TASK INSTRUCTIONS> In the material below, find every line with "code" and pull it out.

>>>

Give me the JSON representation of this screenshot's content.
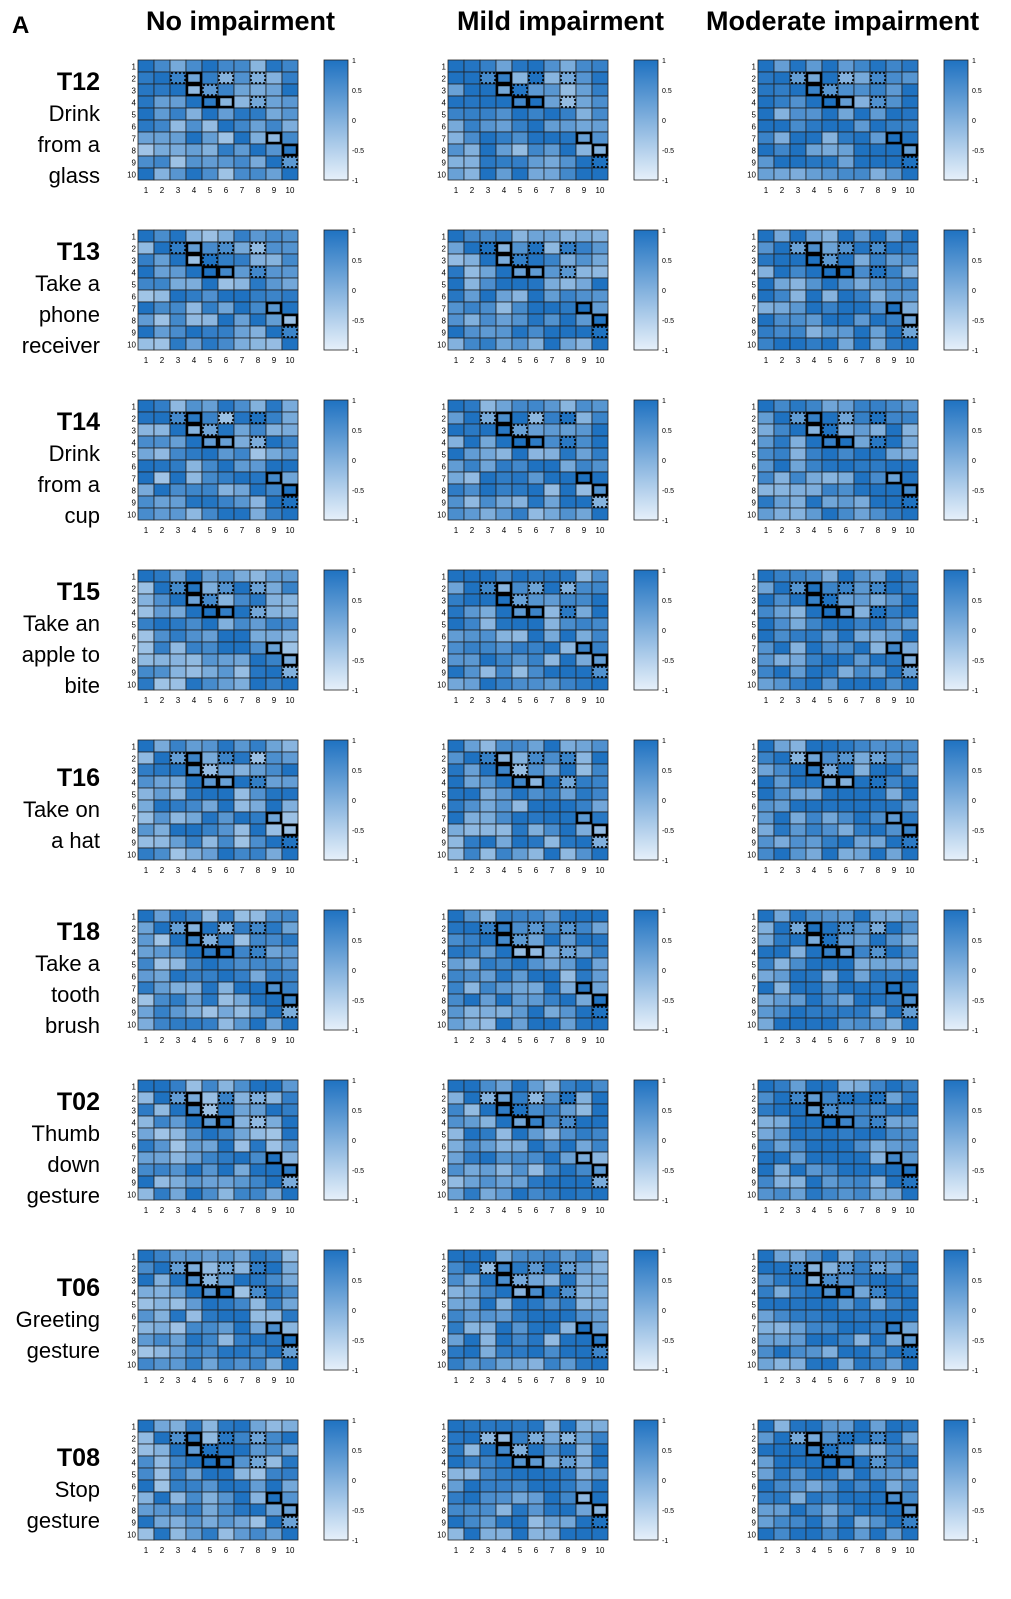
{
  "panel_letter": "A",
  "columns": [
    "No impairment",
    "Mild impairment",
    "Moderate impairment"
  ],
  "rows": [
    {
      "code": "T12",
      "lines": [
        "Drink",
        "from a",
        "glass"
      ]
    },
    {
      "code": "T13",
      "lines": [
        "Take a",
        "phone",
        "receiver"
      ]
    },
    {
      "code": "T14",
      "lines": [
        "Drink",
        "from a",
        "cup"
      ]
    },
    {
      "code": "T15",
      "lines": [
        "Take an",
        "apple to",
        "bite"
      ]
    },
    {
      "code": "T16",
      "lines": [
        "Take on",
        "a hat"
      ]
    },
    {
      "code": "T18",
      "lines": [
        "Take a",
        "tooth",
        "brush"
      ]
    },
    {
      "code": "T02",
      "lines": [
        "Thumb",
        "down",
        "gesture"
      ]
    },
    {
      "code": "T06",
      "lines": [
        "Greeting",
        "gesture"
      ]
    },
    {
      "code": "T08",
      "lines": [
        "Stop",
        "gesture"
      ]
    }
  ],
  "chart_data": {
    "type": "heatmap",
    "matrix_size": 10,
    "tick_labels": [
      "1",
      "2",
      "3",
      "4",
      "5",
      "6",
      "7",
      "8",
      "9",
      "10"
    ],
    "colorbar": {
      "ticks": [
        "1",
        "0.5",
        "0",
        "-0.5",
        "-1"
      ],
      "min": -1,
      "max": 1
    },
    "colors": {
      "low": "#e6f0fa",
      "high": "#1f72c1",
      "grid": "#222222",
      "highlight": "#000000"
    }
  }
}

<<<

ANSWER FOR THIS EXERCISE>
      "code": "T12",
      "code": "T13",
      "code": "T14",
      "code": "T15",
      "code": "T16",
      "code": "T18",
      "code": "T02",
      "code": "T06",
      "code": "T08",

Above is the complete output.